BRANO
■ ■ ■ ■

E’ da poco passata l’1 di notte, stavo già dormendo alla grande, Stefano con un gioco di cime e ancora cercava di diminuire quel rollio fastidioso che crea l’onda di notte, poi entra in cabina, mi passa una mano sul viso e mi dice: -Vieni fuori a vedere-
Siamo ormeggiati in rada, vicino all’imboccatura del porto delle Grazie di Roccella Ionica, il mare è nero, come il cielo tempestato di stelle, un angolino di luna arancione sta tramontando davanti alla nostra prua. Stefano mi indica un’imbarcazione forse una lancia o un gommone, forse la Guardia Costiera forse quella di Finanza, è troppo buio e nemmeno il binocolo aiuta a decifrare le scritte sullo scafo. Quello che è chiaro invece, è che sta trainando in porto una barca a vela, circa 15 mt di lunghezza, nuda di tela, qualcuno si muove a bordo, ma è tutto abbastanza confuso per capire. Con la mente torniamo indietro di qualche ora a quando eravamo seduti alla pizzeria del porto e lì vicino al nostro tavolo un tizio (presumibilmente uno che conta) fa riferimento ad una barca, a degli immigrati e alla loro sistemazione una volta a terra.
Credo che causa e gestione immigrazione sia terreno puramente politico, ma dietro ad un salvataggio in mare esiste solo un aspetto che è quello umano, quindi tralascio le parole del tizio.
Dietro a un salvataggio in mare esiste solo un aspetto: quello umano!
Torno lì, nel momento presente, in quello che sta accadendo sotto i nostri occhi. Una barca a vela che potrebbe essere la nostra, lenta lenta viene trainata all’interno del porto sicuro più vicino al punto del loro ritrovamento. A bordo esseri umani. Sto un’ora sul ponte di Shibumi per capire cosa sta succedendo, un via vai di sirene illuminanano la banchina del porto, gli occhi mi si chiudono, mi addormento lì fuori, prima di fare chiarezza mi perdo in un sonno agitato, nervoso, irrequieto. Cerco di capire, ma c’è poco da capire, è tutto così palese, tutto così reale, tutto maledettamente vero. La mattina cerchiamo info in rete e veniamo a scoprire che si tratta di un’imbarcazione con a bordo 65 migranti quasi tutti pakistani tra cui donne e minori. Erano in viaggio da una settimana, partiti dalle coste turco-greche, sono stati intercettati da una vedetta della Guardia di finanza per poi essere accompagnati a terra. Questa è la legge del mare e il valore umano, la politica entra in gioco una volta a terra, ma questo è un altro discorso che trova pareri diversi in ognuno di noi e lì li lascio.

■ ■ ■ ■

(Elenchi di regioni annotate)
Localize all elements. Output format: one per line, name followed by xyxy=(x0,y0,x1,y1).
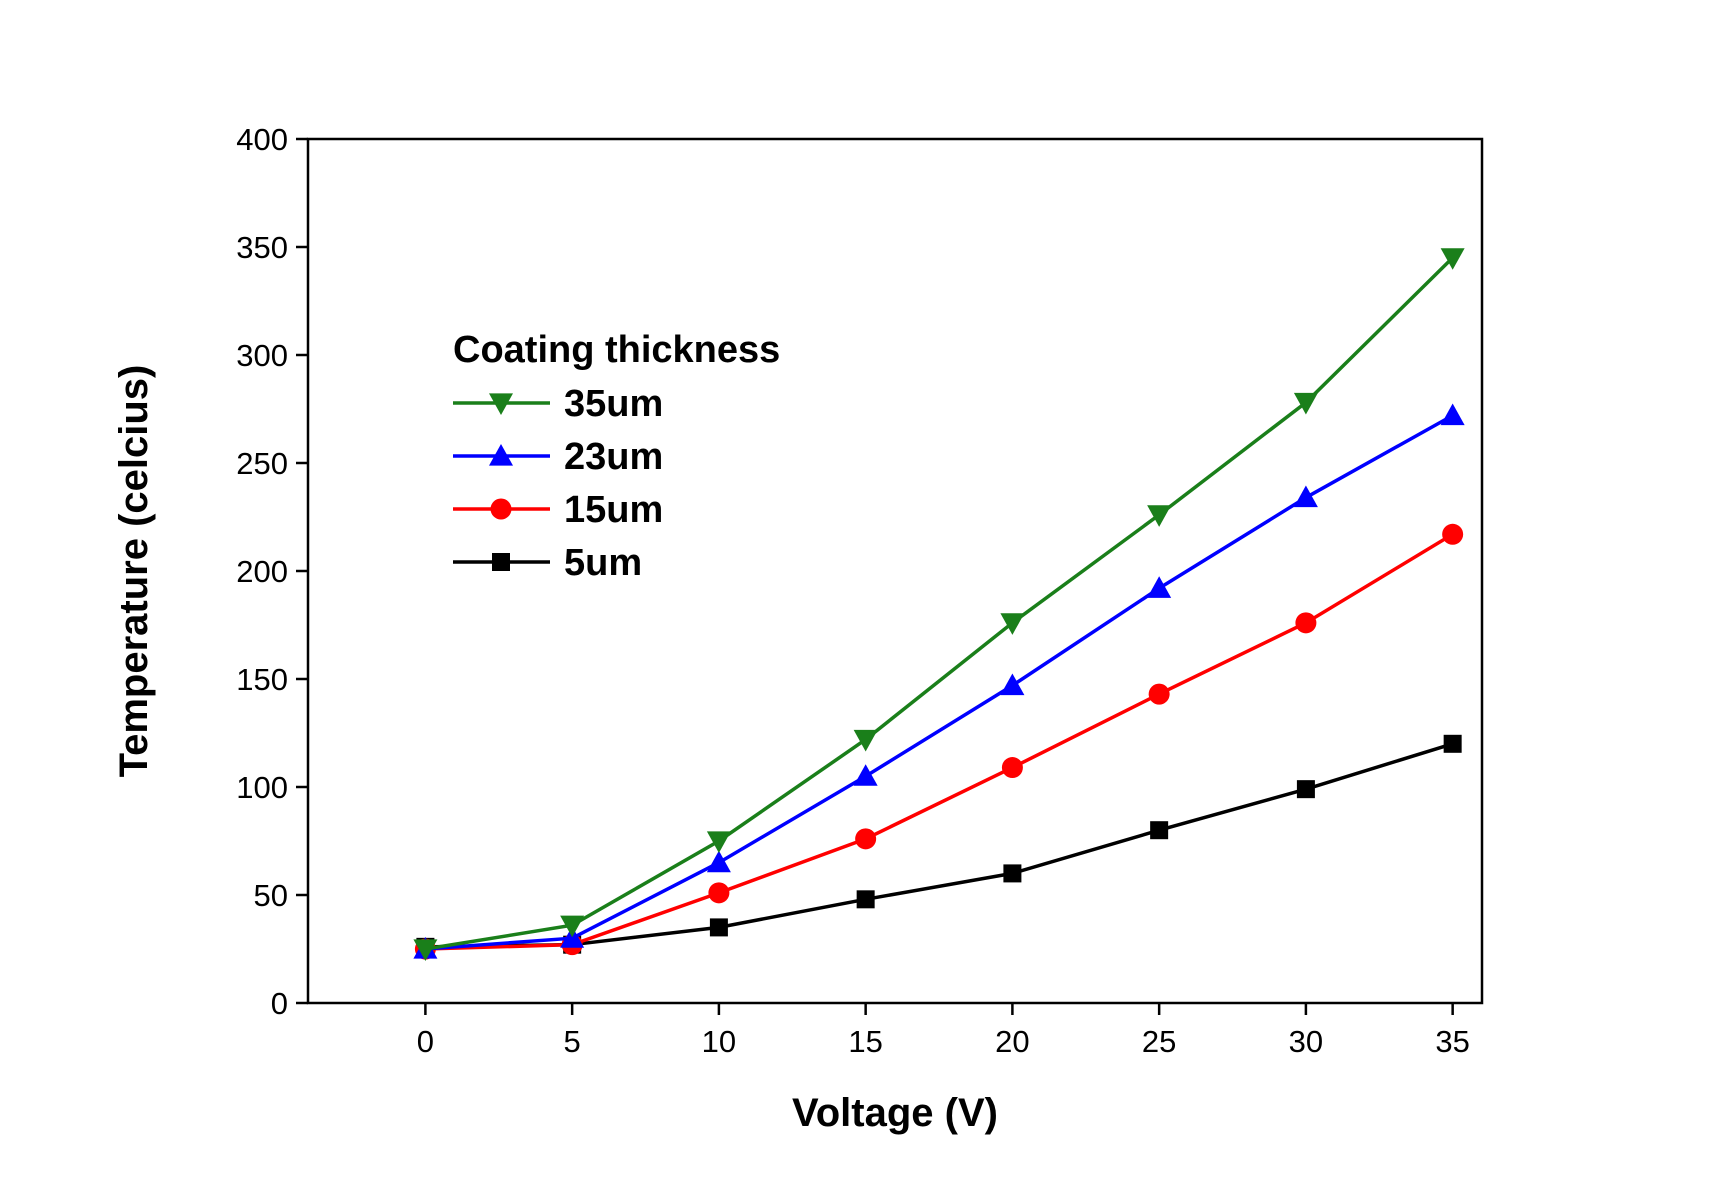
y-tick-label: 350 xyxy=(236,230,288,265)
data-point-15um xyxy=(1001,757,1023,779)
legend-label: 15um xyxy=(564,489,663,531)
series-23um xyxy=(413,403,1465,959)
data-point-35um xyxy=(706,831,731,853)
data-point-23um xyxy=(1440,403,1465,426)
data-point-5um xyxy=(1296,780,1315,799)
data-point-35um xyxy=(1293,392,1318,415)
series-15um xyxy=(414,523,1464,960)
y-tick-label: 0 xyxy=(271,986,288,1021)
x-tick-label: 30 xyxy=(1289,1024,1323,1059)
legend-label: 35um xyxy=(564,383,663,425)
data-point-23um xyxy=(1293,485,1318,508)
x-tick-label: 5 xyxy=(564,1024,581,1059)
series-line-5um xyxy=(425,742,1454,949)
legend-items: 35um 23um 15um 5um xyxy=(453,383,663,584)
data-point-23um xyxy=(1000,673,1025,696)
legend-label: 5um xyxy=(564,542,642,584)
legend-label: 23um xyxy=(564,436,663,478)
series-5um xyxy=(416,734,1462,956)
legend-item-23um: 23um xyxy=(453,436,663,478)
x-axis-title: Voltage (V) xyxy=(792,1091,998,1135)
plot-frame xyxy=(306,137,1484,1005)
x-tick-label: 35 xyxy=(1435,1024,1469,1059)
legend-marker xyxy=(489,393,513,415)
data-point-35um xyxy=(853,729,878,752)
y-tick-label: 200 xyxy=(236,554,288,589)
data-point-35um xyxy=(1147,505,1172,527)
data-point-5um xyxy=(1003,864,1022,883)
data-point-15um xyxy=(855,828,877,850)
data-point-23um xyxy=(853,764,878,786)
data-point-35um xyxy=(1000,613,1025,635)
legend-marker xyxy=(490,498,512,520)
data-point-5um xyxy=(709,918,728,937)
x-tick-label: 0 xyxy=(417,1024,434,1059)
x-axis-ticks: 0 5 10 15 20 25 30 35 xyxy=(417,1003,1470,1059)
y-tick-label: 400 xyxy=(236,122,288,157)
y-tick-label: 100 xyxy=(236,770,288,805)
x-tick-label: 20 xyxy=(995,1024,1029,1059)
y-tick-label: 150 xyxy=(236,662,288,697)
legend-title: Coating thickness xyxy=(453,329,780,371)
data-point-15um xyxy=(708,882,730,904)
legend-item-35um: 35um xyxy=(453,383,663,425)
legend-marker xyxy=(489,444,513,466)
y-axis-title: Temperature (celcius) xyxy=(112,365,156,778)
legend-item-15um: 15um xyxy=(453,489,663,531)
data-point-23um xyxy=(706,850,731,873)
data-point-15um xyxy=(1148,683,1170,705)
x-tick-label: 15 xyxy=(848,1024,882,1059)
data-point-5um xyxy=(1443,734,1462,753)
data-point-5um xyxy=(856,890,875,909)
y-axis-ticks: 0 50 100 150 200 250 300 350 400 xyxy=(236,122,308,1021)
series-35um xyxy=(413,248,1465,961)
data-point-35um xyxy=(413,939,438,961)
legend: Coating thickness 35um 23um 15um 5um xyxy=(453,329,780,584)
data-point-35um xyxy=(560,915,585,938)
data-point-15um xyxy=(1442,523,1464,545)
legend-item-5um: 5um xyxy=(453,542,642,584)
y-tick-label: 250 xyxy=(236,446,288,481)
series-line-23um xyxy=(425,413,1454,951)
legend-marker xyxy=(492,553,510,571)
data-point-15um xyxy=(1295,612,1317,634)
x-tick-label: 10 xyxy=(702,1024,736,1059)
data-point-23um xyxy=(1147,576,1172,598)
plot-marks xyxy=(413,248,1465,961)
data-point-5um xyxy=(1150,821,1169,840)
x-tick-label: 25 xyxy=(1142,1024,1176,1059)
series-line-15um xyxy=(425,532,1454,951)
y-tick-label: 50 xyxy=(254,878,288,913)
series-line-35um xyxy=(425,256,1454,951)
y-tick-label: 300 xyxy=(236,338,288,373)
data-point-35um xyxy=(1440,248,1465,270)
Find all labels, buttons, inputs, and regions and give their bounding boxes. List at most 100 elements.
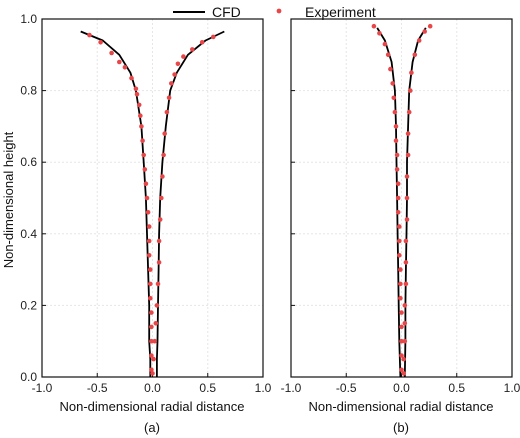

■ ■ ■ ■

ISTRUZIONI
• 1. Estrai dal brano sul salvataggio in mare il testo da "Credo che causa" fino a "aspetto: quello umano!" incluso.
• 2. Secondo il brano sul salvataggio in mare, quanti migranti si trovavano a bordo dell'imbarcazione trainata in porto?
• 3. Elenca gli aggettivi con cui il brano sul salvataggio in mare descrive il sonno in cui si perde chi racconta.

RISPOSTE AI COMPITI
• 1.
Credo che causa e gestione immigrazione sia terreno puramente politico, ma dietro ad un salvataggio in mare esiste solo un aspetto che è quello umano, quindi tralascio le parole del tizio.
Dietro a un salvataggio in mare esiste solo un aspetto: quello umano!

• 2. 65 migranti, quasi tutti pakistani.

• 3. agitato, nervoso, irrequieto